* Task directions: Pick out the lines below that contain the string "date" and copy them all.

* Available records:

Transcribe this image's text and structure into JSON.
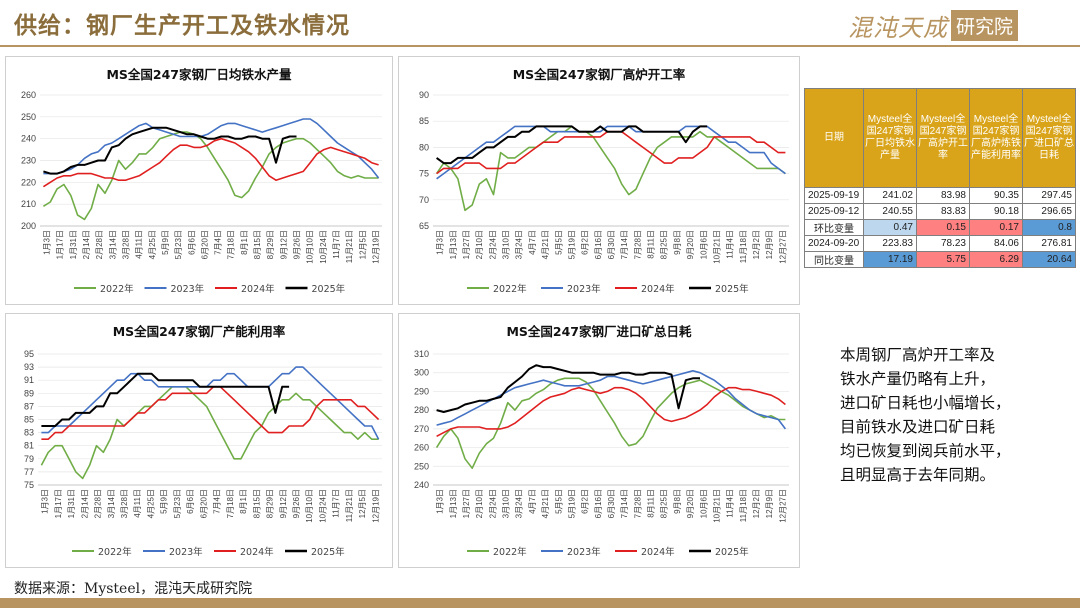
{
  "header": {
    "title": "供给：钢厂生产开工及铁水情况",
    "logo_main": "混沌天成",
    "logo_box": "研究院"
  },
  "colors": {
    "s2022": "#70AD47",
    "s2023": "#4472C4",
    "s2024": "#E02020",
    "s2025": "#000000",
    "gold": "#b89560",
    "header_fill": "#d9a419",
    "blue_cell": "#bdd7ee",
    "red_cell": "#ff8080",
    "blue_strong": "#5b9bd5"
  },
  "table": {
    "headers": [
      "日期",
      "Mysteel全国247家钢厂日均铁水产量",
      "Mysteel全国247家钢厂高炉开工率",
      "Mysteel全国247家钢厂高炉炼铁产能利用率",
      "Mysteel全国247家钢厂进口矿总日耗"
    ],
    "rows": [
      {
        "date": "2025-09-19",
        "values": [
          "241.02",
          "83.98",
          "90.35",
          "297.45"
        ]
      },
      {
        "date": "2025-09-12",
        "values": [
          "240.55",
          "83.83",
          "90.18",
          "296.65"
        ]
      },
      {
        "date": "环比变量",
        "values": [
          "0.47",
          "0.15",
          "0.17",
          "0.8"
        ]
      },
      {
        "date": "2024-09-20",
        "values": [
          "223.83",
          "78.23",
          "84.06",
          "276.81"
        ]
      },
      {
        "date": "同比变量",
        "values": [
          "17.19",
          "5.75",
          "6.29",
          "20.64"
        ]
      }
    ]
  },
  "commentary": [
    "本周钢厂高炉开工率及",
    "铁水产量仍略有上升，",
    "进口矿日耗也小幅增长，",
    "目前铁水及进口矿日耗",
    "均已恢复到阅兵前水平，",
    "且明显高于去年同期。"
  ],
  "source": "数据来源：Mysteel，混沌天成研究院",
  "chart_data": [
    {
      "type": "line",
      "title": "MS全国247家钢厂日均铁水产量",
      "ylim": [
        200,
        260
      ],
      "yticks": [
        200,
        210,
        220,
        230,
        240,
        250,
        260
      ],
      "x_labels": [
        "1月3日",
        "1月17日",
        "1月31日",
        "2月14日",
        "2月28日",
        "3月14日",
        "3月28日",
        "4月11日",
        "4月25日",
        "5月9日",
        "5月23日",
        "6月6日",
        "6月20日",
        "7月4日",
        "7月18日",
        "8月1日",
        "8月15日",
        "8月29日",
        "9月12日",
        "9月26日",
        "10月10日",
        "10月24日",
        "11月7日",
        "11月21日",
        "12月5日",
        "12月19日"
      ],
      "series": [
        {
          "name": "2022年",
          "values": [
            209,
            211,
            217,
            219,
            214,
            205,
            203,
            208,
            219,
            215,
            221,
            230,
            226,
            229,
            233,
            233,
            236,
            240,
            241,
            242,
            243,
            243,
            242,
            240,
            236,
            231,
            226,
            221,
            214,
            213,
            216,
            222,
            227,
            233,
            236,
            238,
            239,
            240,
            240,
            238,
            235,
            232,
            229,
            225,
            223,
            222,
            223,
            222,
            222,
            222
          ]
        },
        {
          "name": "2023年",
          "values": [
            224,
            224,
            224,
            225,
            226,
            228,
            231,
            233,
            234,
            237,
            238,
            240,
            242,
            244,
            246,
            247,
            245,
            244,
            243,
            242,
            241,
            241,
            241,
            241,
            242,
            244,
            246,
            247,
            247,
            246,
            245,
            244,
            243,
            244,
            245,
            246,
            247,
            248,
            249,
            249,
            247,
            244,
            241,
            238,
            236,
            234,
            232,
            229,
            226,
            222
          ]
        },
        {
          "name": "2024年",
          "values": [
            218,
            220,
            222,
            223,
            223,
            224,
            224,
            224,
            223,
            222,
            222,
            221,
            221,
            222,
            223,
            225,
            227,
            229,
            232,
            235,
            237,
            237,
            236,
            236,
            237,
            239,
            240,
            239,
            238,
            236,
            234,
            231,
            227,
            223,
            221,
            222,
            223,
            224,
            225,
            229,
            233,
            235,
            236,
            235,
            234,
            233,
            232,
            231,
            229,
            228
          ]
        },
        {
          "name": "2025年",
          "values": [
            225,
            224,
            224,
            225,
            227,
            228,
            228,
            229,
            230,
            230,
            236,
            237,
            240,
            242,
            243,
            244,
            245,
            245,
            245,
            244,
            243,
            242,
            242,
            241,
            240,
            240,
            241,
            241,
            240,
            240,
            241,
            241,
            240,
            240,
            229,
            240,
            241,
            241,
            null,
            null,
            null,
            null,
            null,
            null,
            null,
            null,
            null,
            null,
            null,
            null
          ]
        }
      ]
    },
    {
      "type": "line",
      "title": "MS全国247家钢厂高炉开工率",
      "ylim": [
        65,
        90
      ],
      "yticks": [
        65,
        70,
        75,
        80,
        85,
        90
      ],
      "x_labels": [
        "1月3日",
        "1月13日",
        "1月27日",
        "2月10日",
        "2月24日",
        "3月10日",
        "3月24日",
        "4月7日",
        "4月21日",
        "5月5日",
        "5月19日",
        "6月2日",
        "6月16日",
        "6月30日",
        "7月14日",
        "7月28日",
        "8月11日",
        "8月25日",
        "9月8日",
        "9月20日",
        "10月6日",
        "10月21日",
        "11月4日",
        "11月18日",
        "12月2日",
        "12月9日",
        "12月27日"
      ],
      "series": [
        {
          "name": "2022年",
          "values": [
            75,
            77,
            76,
            74,
            68,
            69,
            73,
            74,
            71,
            79,
            78,
            78,
            79,
            80,
            80,
            81,
            82,
            83,
            83,
            84,
            83,
            83,
            82,
            80,
            78,
            76,
            73,
            71,
            72,
            75,
            78,
            80,
            81,
            82,
            82,
            82,
            82,
            83,
            82,
            82,
            81,
            80,
            79,
            78,
            77,
            76,
            76,
            76,
            76,
            75
          ]
        },
        {
          "name": "2023年",
          "values": [
            74,
            75,
            76,
            77,
            78,
            79,
            80,
            81,
            81,
            82,
            83,
            84,
            84,
            84,
            84,
            84,
            83,
            83,
            83,
            83,
            83,
            83,
            83,
            83,
            84,
            84,
            84,
            84,
            83,
            83,
            83,
            83,
            83,
            83,
            83,
            84,
            84,
            84,
            84,
            83,
            82,
            81,
            81,
            80,
            79,
            79,
            79,
            77,
            76,
            75
          ]
        },
        {
          "name": "2024年",
          "values": [
            75,
            76,
            76,
            76,
            77,
            77,
            77,
            76,
            76,
            76,
            77,
            77,
            78,
            79,
            80,
            81,
            81,
            81,
            82,
            82,
            82,
            82,
            82,
            82,
            83,
            83,
            83,
            82,
            81,
            80,
            79,
            78,
            77,
            77,
            78,
            78,
            78,
            79,
            80,
            82,
            82,
            82,
            82,
            82,
            82,
            81,
            81,
            80,
            79,
            79
          ]
        },
        {
          "name": "2025年",
          "values": [
            78,
            77,
            77,
            78,
            78,
            78,
            79,
            80,
            80,
            81,
            82,
            82,
            83,
            83,
            84,
            84,
            84,
            84,
            84,
            84,
            83,
            83,
            83,
            84,
            83,
            83,
            83,
            84,
            84,
            83,
            83,
            83,
            83,
            83,
            83,
            81,
            83,
            84,
            84,
            null,
            null,
            null,
            null,
            null,
            null,
            null,
            null,
            null,
            null,
            null
          ]
        }
      ]
    },
    {
      "type": "line",
      "title": "MS全国247家钢厂产能利用率",
      "ylim": [
        75,
        95
      ],
      "yticks": [
        75,
        77,
        79,
        81,
        83,
        85,
        87,
        89,
        91,
        93,
        95
      ],
      "x_labels": [
        "1月3日",
        "1月17日",
        "1月31日",
        "2月14日",
        "2月28日",
        "3月14日",
        "3月28日",
        "4月11日",
        "4月25日",
        "5月9日",
        "5月23日",
        "6月6日",
        "6月20日",
        "7月4日",
        "7月18日",
        "8月1日",
        "8月15日",
        "8月29日",
        "9月12日",
        "9月26日",
        "10月10日",
        "10月24日",
        "11月7日",
        "11月21日",
        "12月5日",
        "12月19日"
      ],
      "series": [
        {
          "name": "2022年",
          "values": [
            78,
            80,
            81,
            81,
            79,
            77,
            76,
            78,
            81,
            80,
            82,
            85,
            84,
            85,
            86,
            87,
            87,
            88,
            89,
            90,
            90,
            90,
            89,
            88,
            87,
            85,
            83,
            81,
            79,
            79,
            81,
            83,
            84,
            86,
            87,
            88,
            88,
            89,
            88,
            88,
            87,
            86,
            85,
            84,
            83,
            83,
            82,
            83,
            82,
            82
          ]
        },
        {
          "name": "2023年",
          "values": [
            83,
            83,
            84,
            84,
            84,
            85,
            86,
            87,
            88,
            89,
            90,
            91,
            91,
            92,
            92,
            91,
            91,
            90,
            90,
            90,
            90,
            90,
            90,
            90,
            90,
            91,
            91,
            92,
            92,
            91,
            90,
            90,
            90,
            90,
            91,
            92,
            92,
            93,
            93,
            92,
            91,
            90,
            89,
            88,
            87,
            86,
            85,
            84,
            84,
            82
          ]
        },
        {
          "name": "2024年",
          "values": [
            82,
            82,
            83,
            83,
            84,
            84,
            84,
            84,
            84,
            84,
            84,
            84,
            84,
            85,
            86,
            86,
            87,
            88,
            88,
            89,
            89,
            89,
            89,
            89,
            89,
            90,
            90,
            89,
            88,
            87,
            86,
            85,
            84,
            83,
            83,
            83,
            84,
            84,
            84,
            85,
            87,
            88,
            88,
            88,
            88,
            88,
            87,
            87,
            86,
            85
          ]
        },
        {
          "name": "2025年",
          "values": [
            84,
            84,
            84,
            85,
            85,
            86,
            86,
            86,
            87,
            87,
            89,
            89,
            90,
            91,
            92,
            92,
            92,
            91,
            91,
            91,
            91,
            91,
            91,
            90,
            90,
            90,
            90,
            90,
            90,
            90,
            90,
            90,
            90,
            90,
            86,
            90,
            90,
            null,
            null,
            null,
            null,
            null,
            null,
            null,
            null,
            null,
            null,
            null,
            null,
            null
          ]
        }
      ]
    },
    {
      "type": "line",
      "title": "MS全国247家钢厂进口矿总日耗",
      "ylim": [
        240,
        310
      ],
      "yticks": [
        240,
        250,
        260,
        270,
        280,
        290,
        300,
        310
      ],
      "x_labels": [
        "1月3日",
        "1月13日",
        "1月27日",
        "2月10日",
        "2月24日",
        "3月10日",
        "3月24日",
        "4月7日",
        "4月21日",
        "5月5日",
        "5月19日",
        "6月2日",
        "6月16日",
        "6月30日",
        "7月14日",
        "7月28日",
        "8月11日",
        "8月25日",
        "9月8日",
        "9月20日",
        "10月6日",
        "10月21日",
        "11月4日",
        "11月18日",
        "12月2日",
        "12月9日",
        "12月27日"
      ],
      "series": [
        {
          "name": "2022年",
          "values": [
            260,
            266,
            270,
            265,
            254,
            249,
            257,
            262,
            265,
            273,
            284,
            280,
            285,
            286,
            289,
            291,
            294,
            296,
            297,
            297,
            297,
            295,
            291,
            285,
            279,
            273,
            266,
            261,
            262,
            266,
            274,
            281,
            285,
            289,
            292,
            294,
            295,
            296,
            294,
            292,
            290,
            288,
            285,
            282,
            280,
            278,
            276,
            277,
            275,
            275
          ]
        },
        {
          "name": "2023年",
          "values": [
            272,
            273,
            274,
            276,
            278,
            280,
            282,
            284,
            286,
            288,
            290,
            292,
            293,
            294,
            295,
            296,
            295,
            294,
            293,
            293,
            293,
            294,
            295,
            296,
            298,
            298,
            297,
            296,
            295,
            294,
            295,
            296,
            297,
            298,
            299,
            300,
            301,
            300,
            298,
            296,
            293,
            290,
            286,
            283,
            280,
            278,
            277,
            276,
            275,
            270
          ]
        },
        {
          "name": "2024年",
          "values": [
            266,
            268,
            270,
            271,
            271,
            271,
            271,
            270,
            270,
            270,
            271,
            273,
            276,
            279,
            282,
            285,
            287,
            288,
            289,
            291,
            292,
            291,
            290,
            289,
            290,
            292,
            292,
            291,
            289,
            286,
            282,
            278,
            275,
            274,
            275,
            276,
            278,
            280,
            283,
            287,
            290,
            292,
            292,
            291,
            291,
            290,
            289,
            288,
            286,
            283
          ]
        },
        {
          "name": "2025年",
          "values": [
            280,
            279,
            280,
            281,
            283,
            284,
            285,
            285,
            286,
            287,
            292,
            295,
            298,
            302,
            304,
            303,
            303,
            302,
            301,
            300,
            300,
            300,
            300,
            299,
            299,
            299,
            300,
            300,
            299,
            299,
            300,
            300,
            300,
            299,
            281,
            296,
            297,
            297,
            null,
            null,
            null,
            null,
            null,
            null,
            null,
            null,
            null,
            null,
            null,
            null
          ]
        }
      ]
    }
  ]
}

* Problem solution:
        "date": "2025-09-19",
        "date": "2025-09-12",
        "date": "环比变量",
        "date": "2024-09-20",
        "date": "同比变量",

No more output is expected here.